[Start of Extracted entries]

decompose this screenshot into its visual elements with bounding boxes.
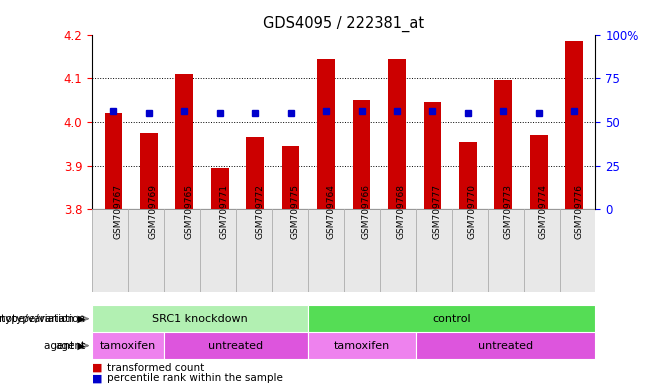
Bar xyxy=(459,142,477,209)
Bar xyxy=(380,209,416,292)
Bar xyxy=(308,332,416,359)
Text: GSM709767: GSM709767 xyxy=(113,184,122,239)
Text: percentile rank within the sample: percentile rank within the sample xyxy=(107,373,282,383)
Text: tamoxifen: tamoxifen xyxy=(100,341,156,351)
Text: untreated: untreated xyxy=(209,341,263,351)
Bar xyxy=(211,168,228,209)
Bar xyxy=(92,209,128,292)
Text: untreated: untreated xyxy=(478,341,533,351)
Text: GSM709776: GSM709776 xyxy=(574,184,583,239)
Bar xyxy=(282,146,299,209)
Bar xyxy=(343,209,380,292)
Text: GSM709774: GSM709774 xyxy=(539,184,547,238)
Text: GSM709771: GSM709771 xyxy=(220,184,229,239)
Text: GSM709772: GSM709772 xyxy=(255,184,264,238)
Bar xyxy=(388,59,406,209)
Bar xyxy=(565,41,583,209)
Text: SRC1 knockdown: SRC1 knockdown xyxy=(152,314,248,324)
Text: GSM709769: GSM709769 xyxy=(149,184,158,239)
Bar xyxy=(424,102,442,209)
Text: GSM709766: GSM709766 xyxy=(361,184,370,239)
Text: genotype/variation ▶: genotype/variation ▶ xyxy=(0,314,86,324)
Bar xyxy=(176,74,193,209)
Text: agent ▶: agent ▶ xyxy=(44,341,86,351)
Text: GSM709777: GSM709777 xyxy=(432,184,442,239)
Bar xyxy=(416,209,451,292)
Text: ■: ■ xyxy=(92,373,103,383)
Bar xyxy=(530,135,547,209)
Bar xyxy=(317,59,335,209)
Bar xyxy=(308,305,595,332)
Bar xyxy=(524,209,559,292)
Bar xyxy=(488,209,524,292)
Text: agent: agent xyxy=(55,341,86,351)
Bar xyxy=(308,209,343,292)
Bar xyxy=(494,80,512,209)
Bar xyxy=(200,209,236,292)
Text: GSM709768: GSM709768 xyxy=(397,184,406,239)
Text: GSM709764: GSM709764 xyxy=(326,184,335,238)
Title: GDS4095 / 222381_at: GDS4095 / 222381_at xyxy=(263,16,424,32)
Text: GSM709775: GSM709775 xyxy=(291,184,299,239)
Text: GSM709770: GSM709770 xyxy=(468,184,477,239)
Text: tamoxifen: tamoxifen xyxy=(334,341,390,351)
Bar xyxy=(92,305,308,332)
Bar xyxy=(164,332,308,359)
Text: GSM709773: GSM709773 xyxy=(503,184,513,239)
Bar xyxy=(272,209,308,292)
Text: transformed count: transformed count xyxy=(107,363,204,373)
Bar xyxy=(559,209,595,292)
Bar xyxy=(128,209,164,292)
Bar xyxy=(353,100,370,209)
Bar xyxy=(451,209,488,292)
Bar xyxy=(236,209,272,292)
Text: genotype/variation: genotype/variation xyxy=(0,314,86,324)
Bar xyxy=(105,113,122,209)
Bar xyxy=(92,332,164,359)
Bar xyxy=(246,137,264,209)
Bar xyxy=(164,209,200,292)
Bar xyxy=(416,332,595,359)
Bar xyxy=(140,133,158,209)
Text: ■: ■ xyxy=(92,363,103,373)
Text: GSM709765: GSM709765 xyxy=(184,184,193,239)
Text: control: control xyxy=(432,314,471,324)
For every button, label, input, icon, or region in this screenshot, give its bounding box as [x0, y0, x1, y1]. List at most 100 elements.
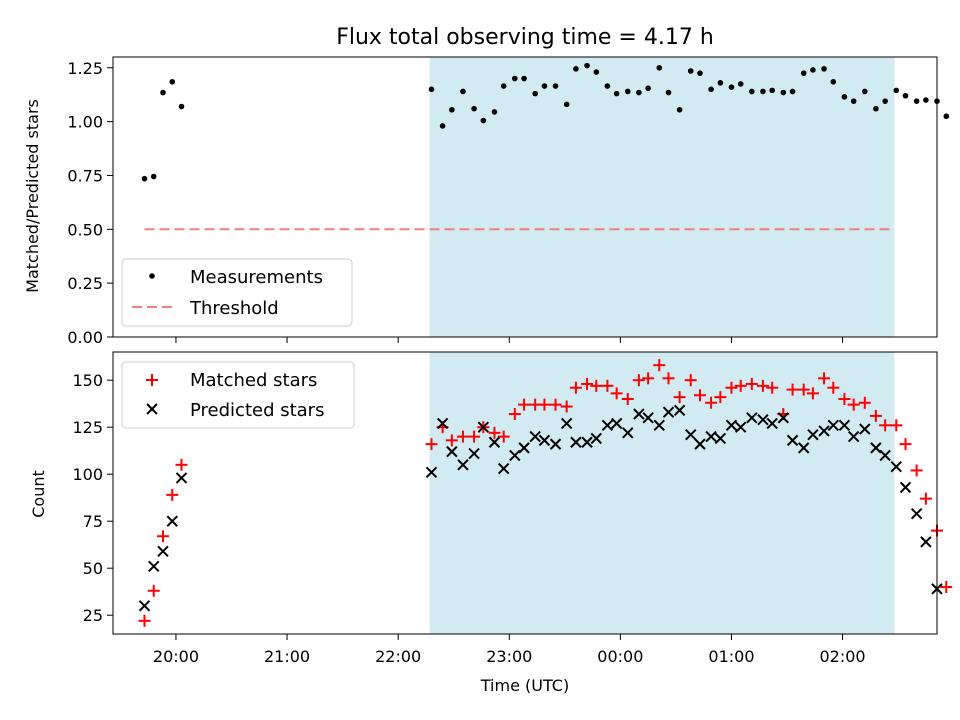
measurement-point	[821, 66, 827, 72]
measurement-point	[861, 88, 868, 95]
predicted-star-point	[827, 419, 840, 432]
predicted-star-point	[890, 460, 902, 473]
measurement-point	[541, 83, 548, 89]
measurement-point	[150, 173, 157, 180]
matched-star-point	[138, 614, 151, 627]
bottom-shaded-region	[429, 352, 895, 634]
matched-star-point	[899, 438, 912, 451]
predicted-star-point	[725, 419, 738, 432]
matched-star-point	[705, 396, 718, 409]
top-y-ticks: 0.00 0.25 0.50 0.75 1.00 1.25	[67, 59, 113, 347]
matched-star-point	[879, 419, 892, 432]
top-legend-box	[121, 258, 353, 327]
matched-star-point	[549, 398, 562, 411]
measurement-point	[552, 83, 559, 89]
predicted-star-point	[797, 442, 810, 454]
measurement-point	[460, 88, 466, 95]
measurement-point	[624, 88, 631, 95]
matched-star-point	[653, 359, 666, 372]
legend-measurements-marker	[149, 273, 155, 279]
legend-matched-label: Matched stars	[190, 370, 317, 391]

[End of Extracted entries]

_Problem description_
Rewrite the part of the records that opens with the line containing "Bar xyxy=(459,142,477,209)" and closes with the line containing "Text: ■: ■ xyxy=(92,363,103,373)" as a Markdown table with the columns Row and Line. Number each line in Row and leave out blank lines.

_Solution below_
| Row | Line |
|---|---|
| 1 | Bar xyxy=(459,142,477,209) |
| 2 | Bar xyxy=(380,209,416,292) |
| 3 | Bar xyxy=(308,332,416,359) |
| 4 | Text: GSM709767: GSM709767 xyxy=(113,184,122,239) |
| 5 | Text: percentile rank within the sample: percentile rank within the sample xyxy=(107,373,282,383) |
| 6 | Text: tamoxifen: tamoxifen xyxy=(100,341,156,351) |
| 7 | Text: untreated: untreated xyxy=(209,341,263,351) |
| 8 | Bar xyxy=(211,168,228,209) |
| 9 | Bar xyxy=(92,209,128,292) |
| 10 | Text: untreated: untreated xyxy=(478,341,533,351) |
| 11 | Text: GSM709776: GSM709776 xyxy=(574,184,583,239) |
| 12 | Bar xyxy=(282,146,299,209) |
| 13 | Bar xyxy=(343,209,380,292) |
| 14 | Text: GSM709774: GSM709774 xyxy=(539,184,547,238) |
| 15 | Text: GSM709771: GSM709771 xyxy=(220,184,229,239) |
| 16 | Text: GSM709772: GSM709772 xyxy=(255,184,264,238) |
| 17 | Bar xyxy=(388,59,406,209) |
| 18 | Bar xyxy=(565,41,583,209) |
| 19 | Text: SRC1 knockdown: SRC1 knockdown xyxy=(152,314,248,324) |
| 20 | Text: GSM709769: GSM709769 xyxy=(149,184,158,239) |
| 21 | Bar xyxy=(424,102,442,209) |
| 22 | Text: GSM709766: GSM709766 xyxy=(361,184,370,239) |
| 23 | Text: genotype/variation ▶: genotype/variation ▶ xyxy=(0,314,86,324) |
| 24 | Bar xyxy=(176,74,193,209) |
| 25 | Text: agent ▶: agent ▶ xyxy=(44,341,86,351) |
| 26 | Text: GSM709777: GSM709777 xyxy=(432,184,442,239) |
| 27 | Bar xyxy=(416,209,451,292) |
| 28 | Text: ■: ■ xyxy=(92,373,103,383) |
| 29 | Bar xyxy=(530,135,547,209) |
| 30 | Bar xyxy=(317,59,335,209) |
| 31 | Bar xyxy=(308,305,595,332) |
| 32 | Bar xyxy=(524,209,559,292) |
| 33 | Bar xyxy=(488,209,524,292) |
| 34 | Text: agent: agent xyxy=(55,341,86,351) |
| 35 | Bar xyxy=(308,209,343,292) |
| 36 | Bar xyxy=(494,80,512,209) |
| 37 | Bar xyxy=(200,209,236,292) |
| 38 | Text: GSM709768: GSM709768 xyxy=(397,184,406,239) |
| 39 | Text: GSM709764: GSM709764 xyxy=(326,184,335,238) |
| 40 | Title: GDS4095 / 222381_at: GDS4095 / 222381_at xyxy=(263,16,424,32) |
| 41 | Text: GSM709775: GSM709775 xyxy=(291,184,299,239) |
| 42 | Text: GSM709770: GSM709770 xyxy=(468,184,477,239) |
| 43 | Text: tamoxifen: tamoxifen xyxy=(334,341,390,351) |
| 44 | Bar xyxy=(92,305,308,332) |
| 45 | Bar xyxy=(164,332,308,359) |
| 46 | Text: GSM709773: GSM709773 xyxy=(503,184,513,239) |
| 47 | Bar xyxy=(272,209,308,292) |
| 48 | Text: transformed count: transformed count xyxy=(107,363,204,373) |
| 49 | Bar xyxy=(559,209,595,292) |
| 50 | Bar xyxy=(128,209,164,292) |
| 51 | Bar xyxy=(353,100,370,209) |
| 52 | Bar xyxy=(451,209,488,292) |
| 53 | Bar xyxy=(236,209,272,292) |
| 54 | Text: genotype/variation: genotype/variation xyxy=(0,314,86,324) |
| 55 | Bar xyxy=(105,113,122,209) |
| 56 | Bar xyxy=(92,332,164,359) |
| 57 | Bar xyxy=(246,137,264,209) |
| 58 | Bar xyxy=(164,209,200,292) |
| 59 | Bar xyxy=(416,332,595,359) |
| 60 | Bar xyxy=(140,133,158,209) |
| 61 | Text: ■: ■ xyxy=(92,363,103,373) |